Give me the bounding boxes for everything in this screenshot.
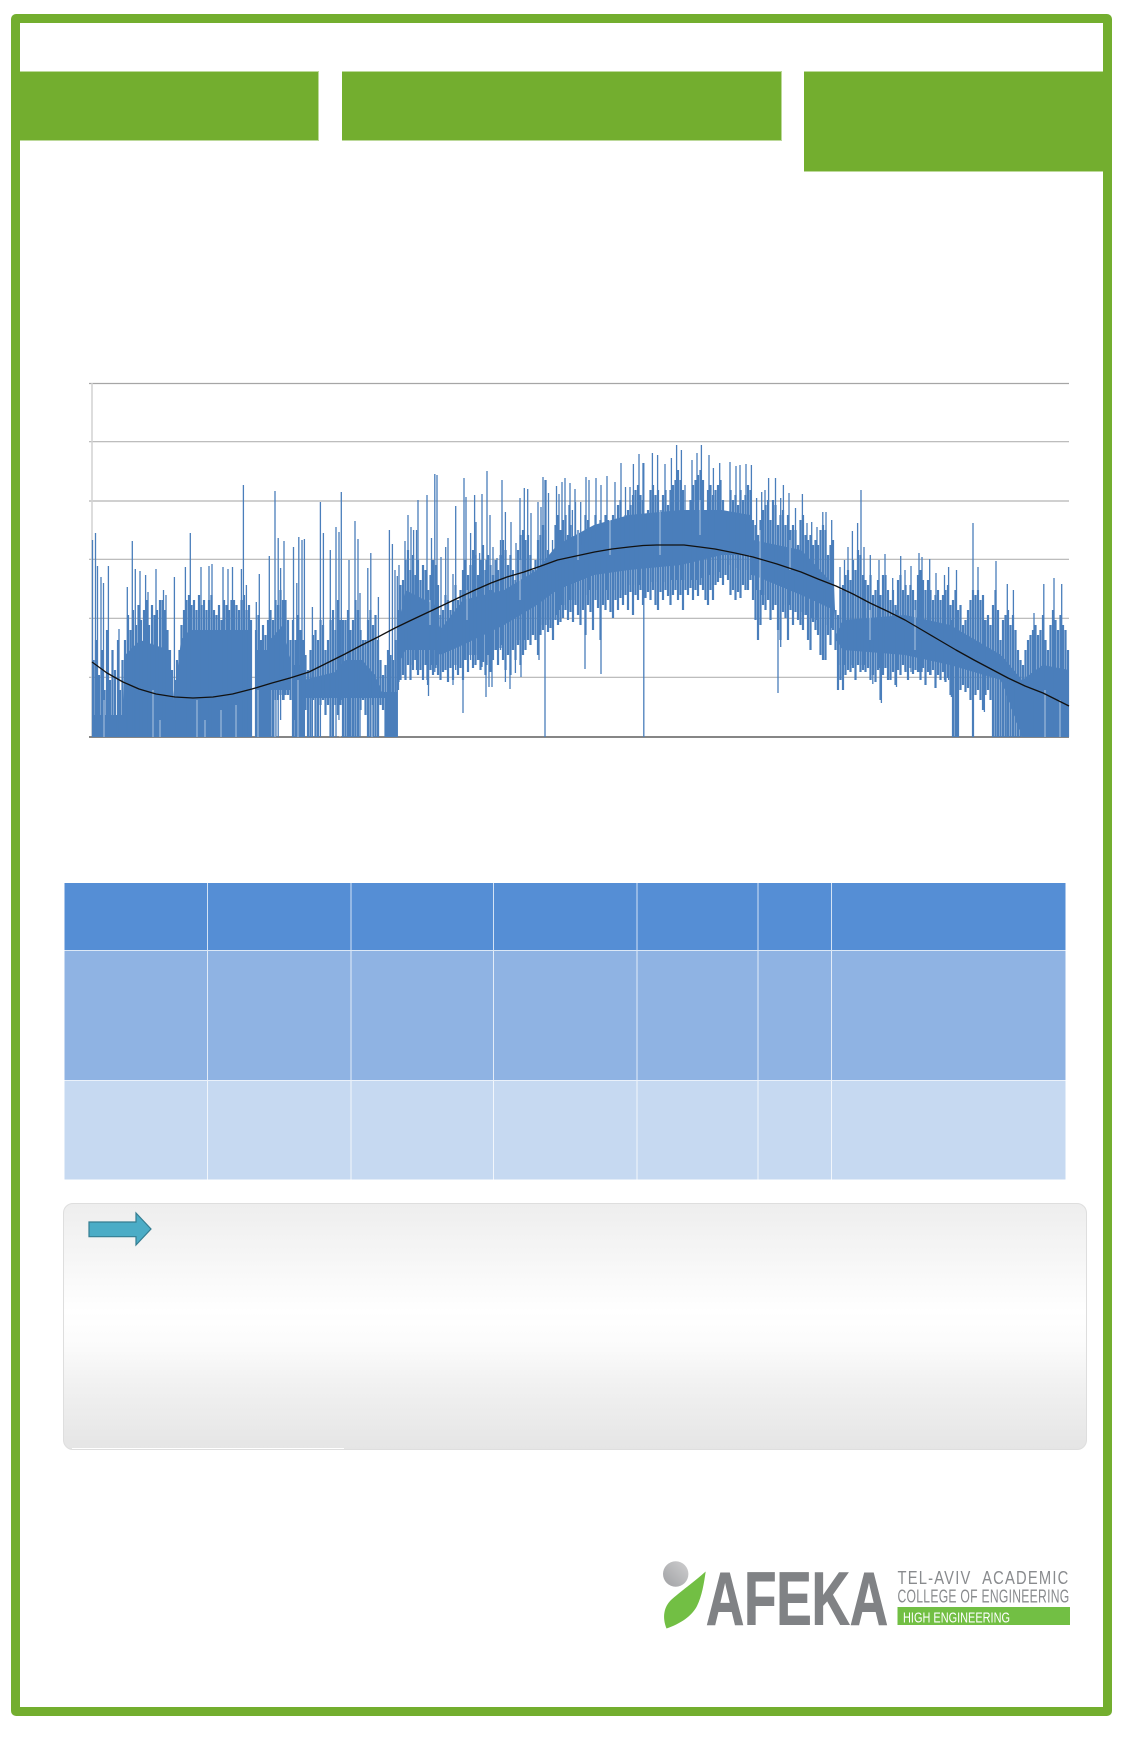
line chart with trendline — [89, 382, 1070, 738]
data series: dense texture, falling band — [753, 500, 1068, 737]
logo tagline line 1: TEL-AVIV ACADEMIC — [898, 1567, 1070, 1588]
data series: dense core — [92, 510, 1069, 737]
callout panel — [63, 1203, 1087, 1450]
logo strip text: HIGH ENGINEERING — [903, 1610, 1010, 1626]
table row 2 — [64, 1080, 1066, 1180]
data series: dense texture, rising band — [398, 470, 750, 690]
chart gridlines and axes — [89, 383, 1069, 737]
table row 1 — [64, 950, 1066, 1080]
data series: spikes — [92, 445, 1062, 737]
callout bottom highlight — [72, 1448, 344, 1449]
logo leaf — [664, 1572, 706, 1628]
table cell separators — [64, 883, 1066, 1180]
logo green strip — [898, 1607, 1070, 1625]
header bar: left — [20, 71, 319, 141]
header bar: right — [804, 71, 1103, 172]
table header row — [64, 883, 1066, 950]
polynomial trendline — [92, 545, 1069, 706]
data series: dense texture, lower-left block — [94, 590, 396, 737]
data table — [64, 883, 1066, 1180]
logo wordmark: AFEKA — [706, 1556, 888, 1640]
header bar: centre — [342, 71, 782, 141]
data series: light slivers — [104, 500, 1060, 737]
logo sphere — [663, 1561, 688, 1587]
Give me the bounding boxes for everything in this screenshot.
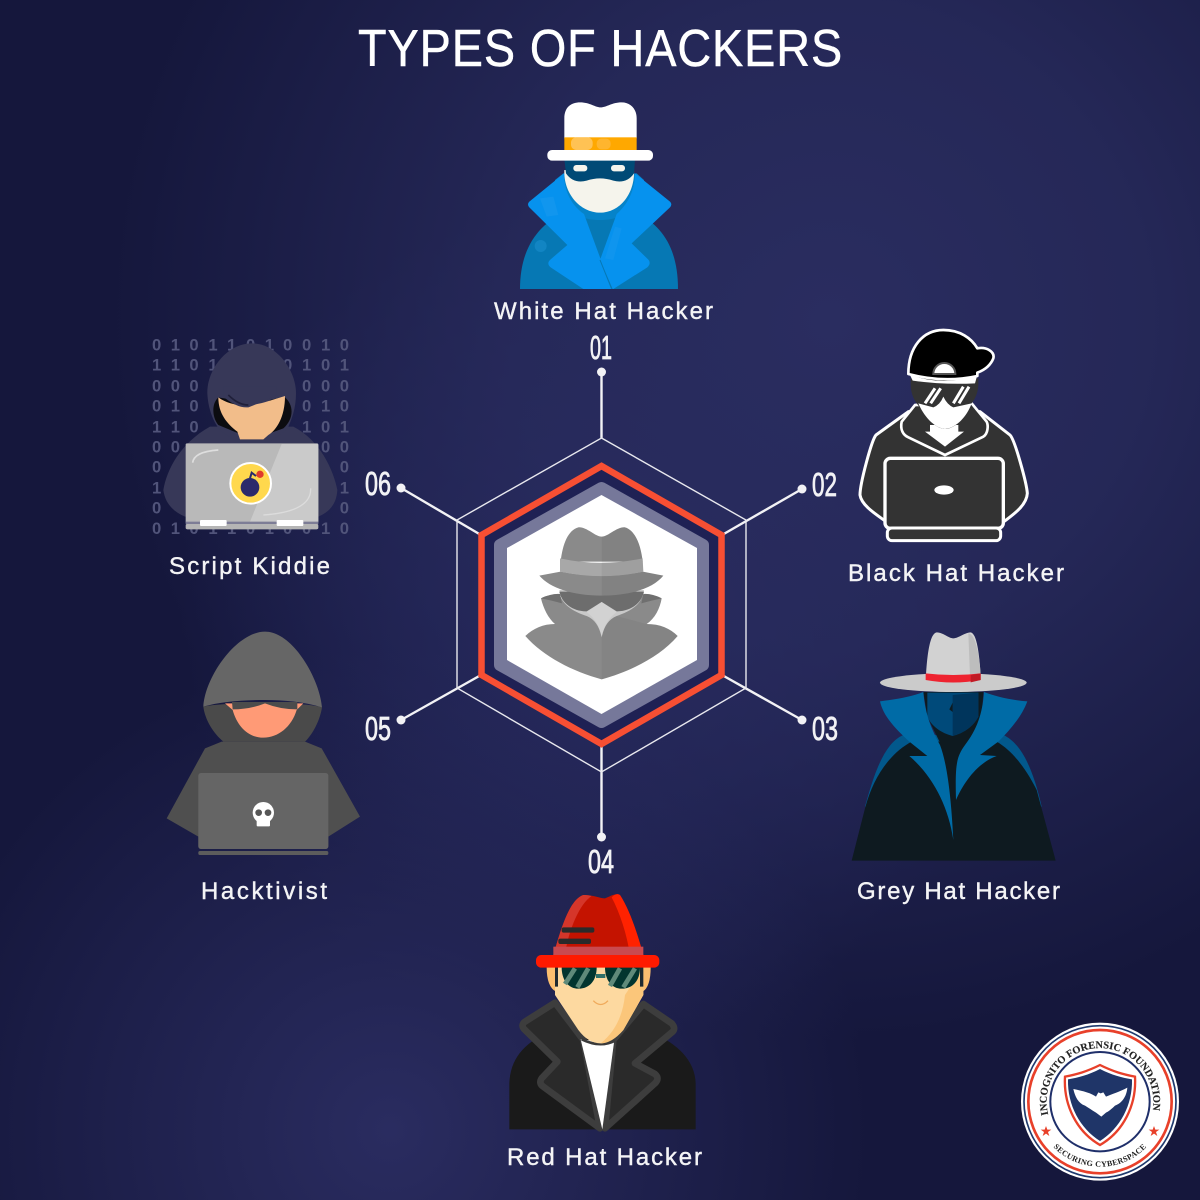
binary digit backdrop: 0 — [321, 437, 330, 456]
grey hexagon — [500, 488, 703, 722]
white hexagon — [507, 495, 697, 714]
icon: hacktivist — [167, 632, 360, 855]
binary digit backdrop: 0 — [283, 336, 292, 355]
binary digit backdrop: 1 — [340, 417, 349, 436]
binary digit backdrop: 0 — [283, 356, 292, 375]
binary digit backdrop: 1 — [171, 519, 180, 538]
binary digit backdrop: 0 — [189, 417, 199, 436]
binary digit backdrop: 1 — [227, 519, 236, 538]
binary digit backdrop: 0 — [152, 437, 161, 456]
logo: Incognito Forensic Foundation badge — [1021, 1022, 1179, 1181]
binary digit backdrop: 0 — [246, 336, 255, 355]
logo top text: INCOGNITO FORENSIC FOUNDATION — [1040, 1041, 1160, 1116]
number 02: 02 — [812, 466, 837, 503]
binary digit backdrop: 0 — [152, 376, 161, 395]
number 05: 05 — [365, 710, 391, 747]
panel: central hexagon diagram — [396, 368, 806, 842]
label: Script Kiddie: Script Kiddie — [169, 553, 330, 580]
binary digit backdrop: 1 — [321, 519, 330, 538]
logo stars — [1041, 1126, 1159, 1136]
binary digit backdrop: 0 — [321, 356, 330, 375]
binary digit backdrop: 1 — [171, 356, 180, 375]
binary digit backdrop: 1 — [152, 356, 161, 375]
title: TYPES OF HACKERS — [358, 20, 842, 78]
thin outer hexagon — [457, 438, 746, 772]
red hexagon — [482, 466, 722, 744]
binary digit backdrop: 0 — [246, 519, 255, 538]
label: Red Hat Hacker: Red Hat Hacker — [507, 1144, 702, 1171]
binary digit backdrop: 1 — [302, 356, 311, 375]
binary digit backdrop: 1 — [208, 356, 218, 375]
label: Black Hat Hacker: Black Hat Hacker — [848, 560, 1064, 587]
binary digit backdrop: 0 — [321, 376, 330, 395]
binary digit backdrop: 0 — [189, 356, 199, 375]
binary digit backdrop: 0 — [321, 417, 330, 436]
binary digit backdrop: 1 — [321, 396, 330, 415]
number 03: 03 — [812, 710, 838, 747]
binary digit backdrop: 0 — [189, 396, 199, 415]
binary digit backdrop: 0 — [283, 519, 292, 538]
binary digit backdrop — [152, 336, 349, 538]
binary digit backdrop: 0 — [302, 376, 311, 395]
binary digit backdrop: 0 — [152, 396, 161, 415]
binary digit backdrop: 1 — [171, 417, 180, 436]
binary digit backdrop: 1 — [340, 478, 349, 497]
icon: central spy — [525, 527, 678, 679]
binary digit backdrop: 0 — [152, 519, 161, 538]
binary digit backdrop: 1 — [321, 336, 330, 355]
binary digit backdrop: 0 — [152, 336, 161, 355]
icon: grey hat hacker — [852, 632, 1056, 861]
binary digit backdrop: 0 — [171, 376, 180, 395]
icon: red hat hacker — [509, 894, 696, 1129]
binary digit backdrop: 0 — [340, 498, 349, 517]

- **TASK STATEMENT**: Could you quote every line of the entries above word for word, leaving out the picture markers?

- **RESULT OF THE EXERCISE**:
Give me the bounding boxes for everything in this screenshot.
line chart with trendline — [89, 382, 1070, 738]
data series: dense texture, falling band — [753, 500, 1068, 737]
logo tagline line 1: TEL-AVIV ACADEMIC — [898, 1567, 1070, 1588]
data series: dense core — [92, 510, 1069, 737]
callout panel — [63, 1203, 1087, 1450]
logo strip text: HIGH ENGINEERING — [903, 1610, 1010, 1626]
table row 2 — [64, 1080, 1066, 1180]
data series: dense texture, rising band — [398, 470, 750, 690]
chart gridlines and axes — [89, 383, 1069, 737]
table row 1 — [64, 950, 1066, 1080]
data series: spikes — [92, 445, 1062, 737]
callout bottom highlight — [72, 1448, 344, 1449]
logo leaf — [664, 1572, 706, 1628]
table cell separators — [64, 883, 1066, 1180]
logo green strip — [898, 1607, 1070, 1625]
header bar: left — [20, 71, 319, 141]
header bar: right — [804, 71, 1103, 172]
table header row — [64, 883, 1066, 950]
polynomial trendline — [92, 545, 1069, 706]
data series: dense texture, lower-left block — [94, 590, 396, 737]
data table — [64, 883, 1066, 1180]
logo wordmark: AFEKA — [706, 1556, 888, 1640]
header bar: centre — [342, 71, 782, 141]
data series: light slivers — [104, 500, 1060, 737]
logo sphere — [663, 1561, 688, 1587]
Give me the bounding boxes for everything in this screenshot.
binary digit backdrop: 0 — [321, 437, 330, 456]
grey hexagon — [500, 488, 703, 722]
white hexagon — [507, 495, 697, 714]
icon: hacktivist — [167, 632, 360, 855]
binary digit backdrop: 0 — [283, 336, 292, 355]
binary digit backdrop: 1 — [340, 417, 349, 436]
binary digit backdrop: 0 — [283, 356, 292, 375]
binary digit backdrop: 1 — [171, 519, 180, 538]
binary digit backdrop: 0 — [189, 417, 199, 436]
binary digit backdrop: 1 — [227, 519, 236, 538]
binary digit backdrop: 0 — [152, 437, 161, 456]
logo: Incognito Forensic Foundation badge — [1021, 1022, 1179, 1181]
binary digit backdrop: 0 — [246, 336, 255, 355]
logo top text: INCOGNITO FORENSIC FOUNDATION — [1040, 1041, 1160, 1116]
number 02: 02 — [812, 466, 837, 503]
binary digit backdrop: 0 — [152, 376, 161, 395]
number 05: 05 — [365, 710, 391, 747]
panel: central hexagon diagram — [396, 368, 806, 842]
label: Script Kiddie: Script Kiddie — [169, 553, 330, 580]
binary digit backdrop: 1 — [321, 519, 330, 538]
logo stars — [1041, 1126, 1159, 1136]
binary digit backdrop: 0 — [321, 356, 330, 375]
binary digit backdrop: 1 — [171, 356, 180, 375]
binary digit backdrop: 1 — [152, 356, 161, 375]
title: TYPES OF HACKERS — [358, 20, 842, 78]
thin outer hexagon — [457, 438, 746, 772]
red hexagon — [482, 466, 722, 744]
binary digit backdrop: 0 — [246, 519, 255, 538]
label: Red Hat Hacker: Red Hat Hacker — [507, 1144, 702, 1171]
binary digit backdrop: 1 — [302, 356, 311, 375]
binary digit backdrop: 1 — [208, 356, 218, 375]
label: Black Hat Hacker: Black Hat Hacker — [848, 560, 1064, 587]
binary digit backdrop: 0 — [321, 376, 330, 395]
binary digit backdrop: 0 — [189, 356, 199, 375]
binary digit backdrop: 0 — [321, 417, 330, 436]
binary digit backdrop: 1 — [321, 396, 330, 415]
number 03: 03 — [812, 710, 838, 747]
binary digit backdrop: 0 — [189, 396, 199, 415]
binary digit backdrop: 0 — [283, 519, 292, 538]
binary digit backdrop — [152, 336, 349, 538]
binary digit backdrop: 0 — [302, 376, 311, 395]
binary digit backdrop: 0 — [152, 396, 161, 415]
binary digit backdrop: 1 — [171, 417, 180, 436]
binary digit backdrop: 1 — [340, 478, 349, 497]
icon: central spy — [525, 527, 678, 679]
binary digit backdrop: 0 — [152, 519, 161, 538]
binary digit backdrop: 1 — [321, 336, 330, 355]
binary digit backdrop: 0 — [152, 336, 161, 355]
icon: grey hat hacker — [852, 632, 1056, 861]
binary digit backdrop: 0 — [171, 376, 180, 395]
icon: red hat hacker — [509, 894, 696, 1129]
binary digit backdrop: 0 — [340, 498, 349, 517]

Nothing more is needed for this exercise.